### [WHAT YOU NEED TO DO]
Rewrite the lines from the one containing "row-name: Старший мастер [197, 904, 467, 940]" up to and including the one containing "title-line-1: ШТАТНЫЙ КОНТИНГЕНТ" as a Markdown table with the columns Row and Line, numbering each line and omitting any blank lines.

### [DATA LISTING]
########################################
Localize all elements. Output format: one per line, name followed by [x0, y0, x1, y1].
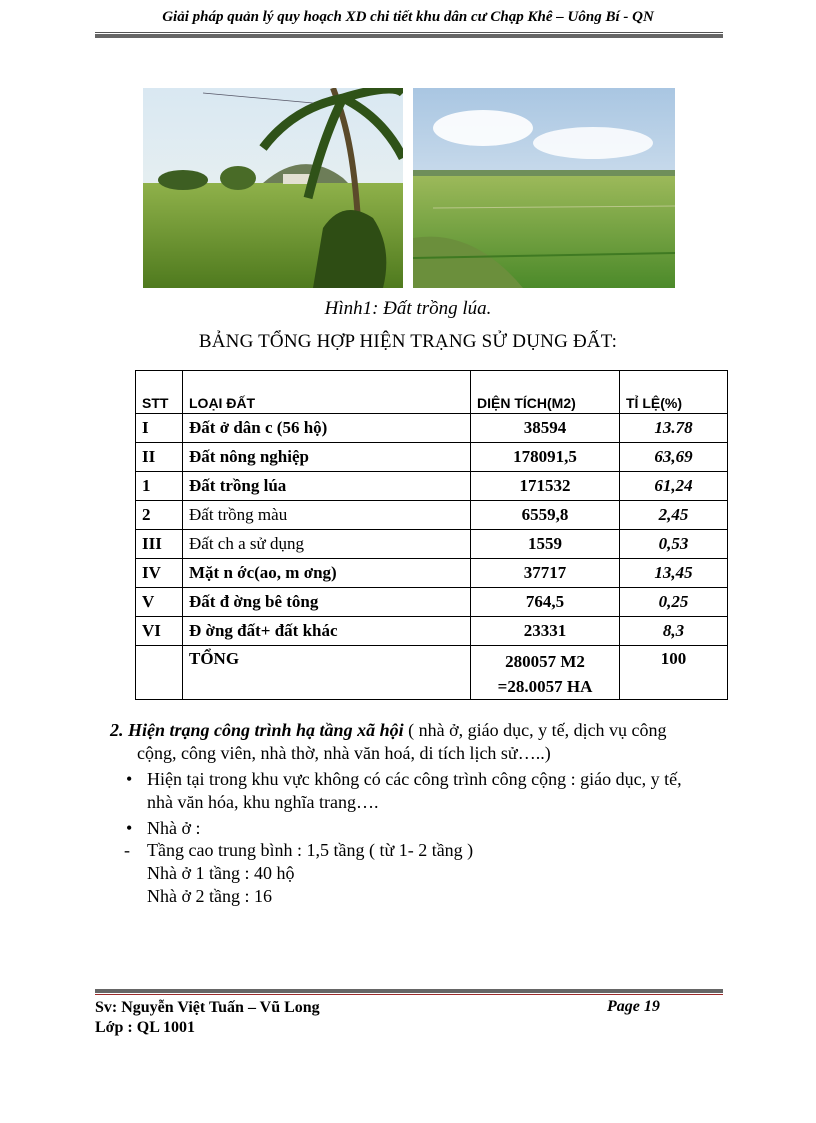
row-ratio: 2,45 [620, 501, 728, 530]
row-land-type: Đất đ ờng bê tông [183, 588, 471, 617]
table-row [136, 443, 728, 472]
table-total-row [136, 646, 728, 700]
footer-rule-thick [95, 989, 723, 993]
footer-students: Sv: Nguyễn Việt Tuấn – Vũ Long [95, 999, 320, 1016]
bullet-text: Nhà ở : [147, 818, 201, 838]
header-area: DIỆN TÍCH(M2) [471, 371, 620, 414]
bullet-housing [126, 817, 722, 840]
table-row [136, 559, 728, 588]
rice-field-photo-left [143, 88, 403, 288]
land-use-table [135, 370, 728, 700]
table-row [136, 617, 728, 646]
bullet-text-line1: Hiện tại trong khu vực không có các công trình công cộng : giáo dục, y tế, [147, 769, 682, 789]
row-area: 178091,5 [471, 443, 620, 472]
sub-item-1-floor: Nhà ở 1 tầng : 40 hộ [147, 863, 295, 883]
row-area: 1559 [471, 530, 620, 559]
total-area-ha: =28.0057 HA [497, 677, 593, 696]
header-stt: STT [136, 371, 183, 414]
row-land-type: Đất ch a sử dụng [183, 530, 471, 559]
rice-field-photo-right [413, 88, 675, 288]
total-label: TỔNG [183, 646, 471, 700]
row-land-type: Đất ở dân c (56 hộ) [183, 414, 471, 443]
row-area: 6559,8 [471, 501, 620, 530]
table-row [136, 414, 728, 443]
row-stt: VI [136, 617, 183, 646]
table-row [136, 472, 728, 501]
header-rule-thin [95, 32, 723, 33]
row-stt: V [136, 588, 183, 617]
header-ratio: TỈ LỆ(%) [620, 371, 728, 414]
row-ratio: 8,3 [620, 617, 728, 646]
total-area-m2: 280057 M2 [505, 652, 585, 671]
table-title: BẢNG TỔNG HỢP HIỆN TRẠNG SỬ DỤNG ĐẤT: [198, 331, 618, 352]
section-title: Hiện trạng công trình hạ tầng xã hội [128, 720, 404, 740]
section-2 [110, 719, 722, 765]
total-ratio: 100 [620, 646, 728, 700]
dash-item-floors [126, 839, 722, 908]
footer-class: Lớp : QL 1001 [95, 1019, 195, 1036]
footer-authors [95, 998, 320, 1038]
row-ratio: 63,69 [620, 443, 728, 472]
row-area: 37717 [471, 559, 620, 588]
row-area: 171532 [471, 472, 620, 501]
dash-text: Tầng cao trung bình : 1,5 tầng ( từ 1- 2 tầng ) [147, 840, 474, 860]
total-stt [136, 646, 183, 700]
row-land-type: Đ ờng đất+ đất khác [183, 617, 471, 646]
row-stt: IV [136, 559, 183, 588]
row-stt: 2 [136, 501, 183, 530]
row-ratio: 13,45 [620, 559, 728, 588]
row-stt: II [136, 443, 183, 472]
row-ratio: 0,53 [620, 530, 728, 559]
row-land-type: Mặt n ớc(ao, m ơng) [183, 559, 471, 588]
section-number: 2. [110, 720, 124, 740]
row-ratio: 0,25 [620, 588, 728, 617]
table-row [136, 501, 728, 530]
figure-caption: Hình1: Đất trồng lúa. [324, 298, 492, 319]
row-area: 23331 [471, 617, 620, 646]
footer-rule-thin [95, 994, 723, 995]
row-ratio: 61,24 [620, 472, 728, 501]
row-area: 764,5 [471, 588, 620, 617]
sub-item-2-floor: Nhà ở 2 tầng : 16 [147, 886, 272, 906]
row-land-type: Đất trồng màu [183, 501, 471, 530]
bullet-text-line2: nhà văn hóa, khu nghĩa trang…. [147, 792, 379, 812]
row-ratio: 13.78 [620, 414, 728, 443]
total-area [471, 646, 620, 700]
header-land-type: LOẠI ĐẤT [183, 371, 471, 414]
section-intro-line2: cộng, công viên, nhà thờ, nhà văn hoá, di tích lịch sử…..) [137, 743, 551, 763]
table-row [136, 530, 728, 559]
bullet-dot-icon: • [126, 818, 133, 838]
section-intro-line1: ( nhà ở, giáo dục, y tế, dịch vụ công [403, 720, 667, 740]
dash-icon: - [124, 840, 130, 860]
row-area: 38594 [471, 414, 620, 443]
table-row [136, 588, 728, 617]
table-header-row [136, 371, 728, 414]
row-stt: 1 [136, 472, 183, 501]
row-land-type: Đất trồng lúa [183, 472, 471, 501]
row-land-type: Đất nông nghiệp [183, 443, 471, 472]
row-stt: III [136, 530, 183, 559]
bullet-dot-icon: • [126, 769, 133, 789]
bullet-public-works [126, 768, 722, 814]
footer-page-number: Page 19 [607, 998, 660, 1015]
header-rule-thick [95, 34, 723, 38]
row-stt: I [136, 414, 183, 443]
page-header-title: Giải pháp quản lý quy hoạch XD chi tiết khu dân cư Chạp Khê – Uông Bí - QN [162, 9, 654, 25]
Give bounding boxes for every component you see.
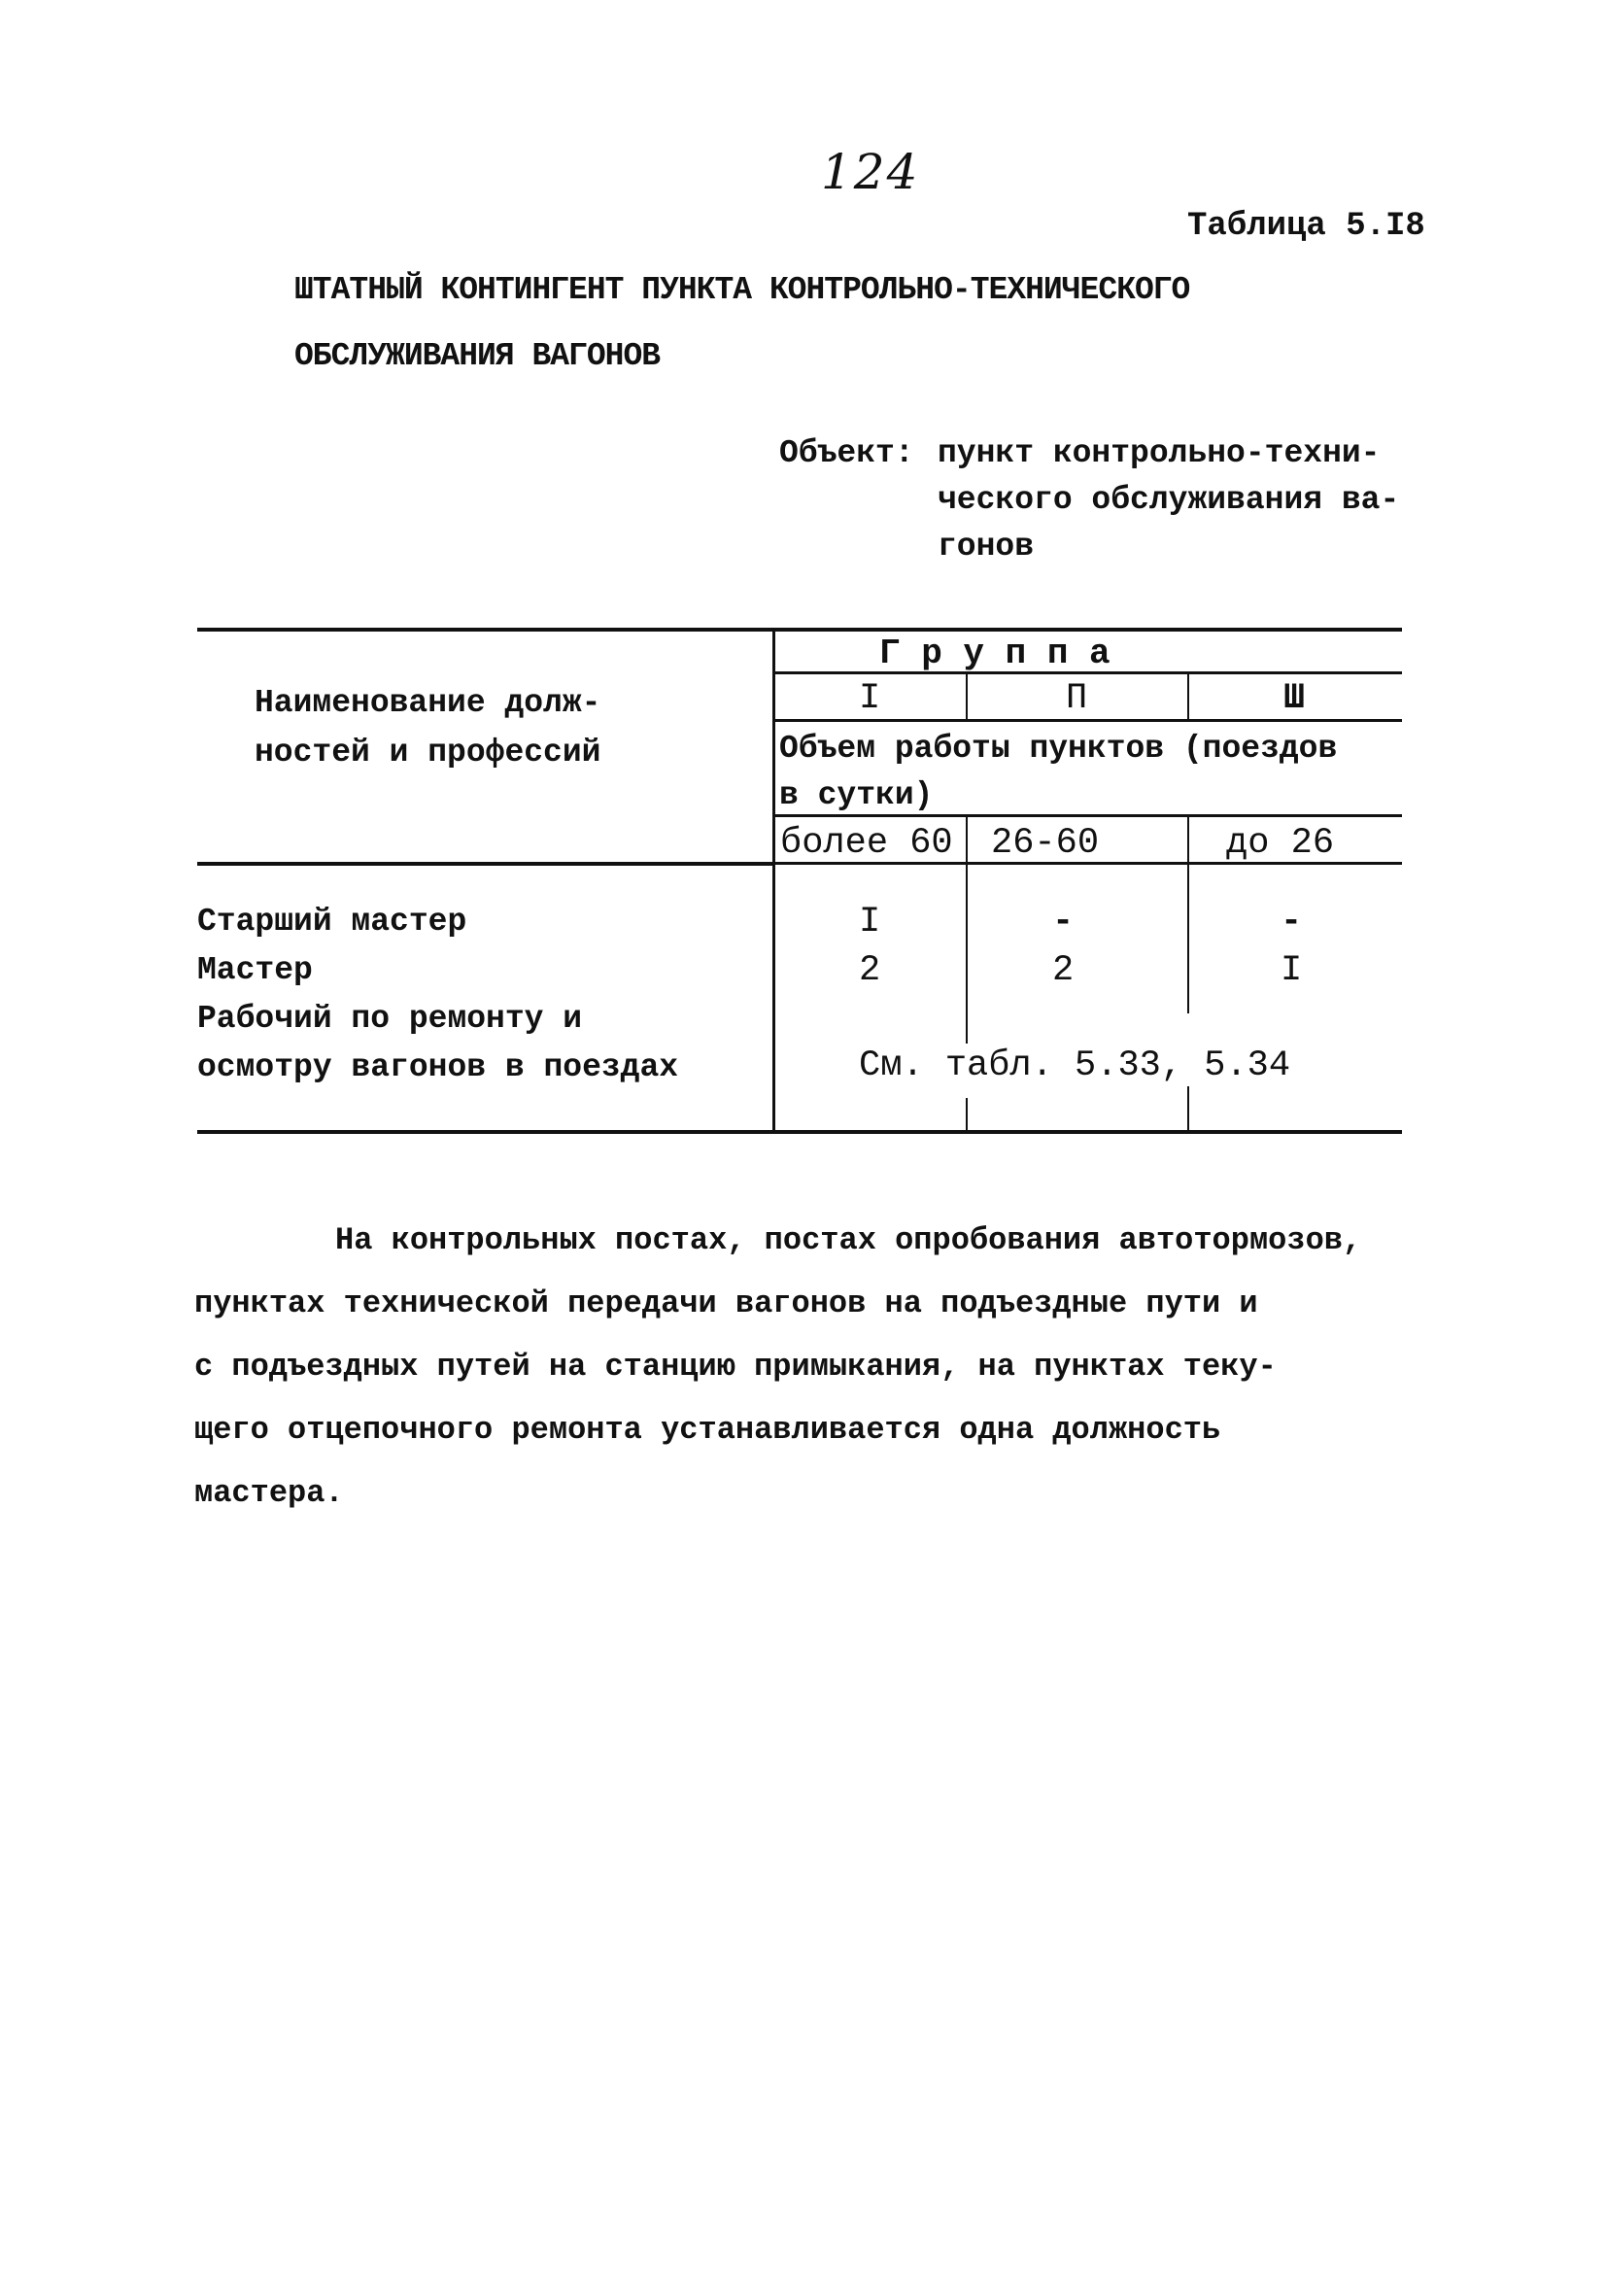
row-name: Старший мастер [197, 904, 467, 940]
row-value-group-1: 2 [859, 950, 881, 991]
page-number: 124 [821, 144, 920, 200]
header-bottom-rule [197, 862, 774, 866]
row-value-group-1: I [859, 902, 881, 942]
volume-range-1: более 60 [780, 823, 953, 864]
title-line-1: ШТАТНЫЙ КОНТИНГЕНТ ПУНКТА КОНТРОЛЬНО-ТЕХНИЧЕСКОГО [294, 272, 1190, 308]
object-line-3: гонов [938, 529, 1035, 565]
volume-range-2: 26-60 [991, 823, 1100, 864]
row-value-group-3: - [1281, 902, 1303, 942]
group-divider-1 [966, 814, 968, 1044]
row-value-group-2: 2 [1052, 950, 1075, 991]
paragraph-line-5: мастера. [194, 1475, 344, 1511]
volume-header-line-2: в сутки) [779, 777, 934, 813]
object-label: Объект: [779, 435, 914, 471]
title-line-2: ОБСЛУЖИВАНИЯ ВАГОНОВ [294, 338, 661, 374]
volume-range-3: до 26 [1226, 823, 1335, 864]
row-name: Мастер [197, 952, 313, 988]
paragraph-line-3: с подъездных путей на станцию примыкания, на пунктах теку- [194, 1349, 1277, 1385]
name-header-line-1: Наименование долж- [255, 685, 601, 721]
group-divider-2-top [1187, 671, 1189, 721]
worker-name-line-2: осмотру вагонов в поездах [197, 1049, 679, 1085]
table-label: Таблица 5.I8 [1187, 208, 1425, 245]
group-number-3: Ш [1283, 678, 1306, 719]
name-column-divider [772, 628, 775, 1134]
group-divider-1-top [966, 671, 968, 721]
group-divider-2 [1187, 814, 1189, 1013]
group-number-rule [774, 719, 1402, 722]
name-header-line-2: ностей и профессий [255, 735, 601, 771]
worker-name-line-1: Рабочий по ремонту и [197, 1001, 583, 1037]
worker-reference: См. табл. 5.33, 5.34 [859, 1045, 1291, 1086]
group-number-1: I [859, 678, 881, 719]
volume-header-rule [774, 814, 1402, 817]
paragraph-line-4: щего отцепочного ремонта устанавливается одна должность [194, 1412, 1221, 1448]
paragraph-line-1: На контрольных постах, постах опробования автотормозов, [335, 1222, 1362, 1258]
table-top-rule [197, 628, 1402, 632]
object-line-2: ческого обслуживания ва- [938, 482, 1400, 518]
row-value-group-2: - [1052, 902, 1075, 942]
row-value-group-3: I [1281, 950, 1303, 991]
group-divider-1-bottom [966, 1098, 968, 1132]
group-header: Г р у п п а [879, 634, 1111, 673]
paragraph-line-2: пунктах технической передачи вагонов на подъездные пути и [194, 1285, 1258, 1321]
object-line-1: пункт контрольно-техни- [938, 435, 1381, 471]
table-bottom-rule [197, 1130, 1402, 1134]
volume-header-line-1: Объем работы пунктов (поездов [779, 731, 1338, 767]
group-number-2: П [1066, 678, 1088, 719]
########################################
### [WRITTEN REPLY]
| Row | Line |
|---|---|
| 1 | row-name: Старший мастер [197, 904, 467, 940] |
| 2 | row-value-group-1: 2 [859, 950, 881, 991] |
| 3 | page-number: 124 [821, 144, 920, 200] |
| 4 | header-bottom-rule [197, 862, 774, 866] |
| 5 | row-value-group-1: I [859, 902, 881, 942] |
| 6 | volume-range-1: более 60 [780, 823, 953, 864] |
| 7 | title-line-1: ШТАТНЫЙ КОНТИНГЕНТ ПУНКТА КОНТРОЛЬНО-ТЕХНИЧЕСКОГО [294, 272, 1190, 308] |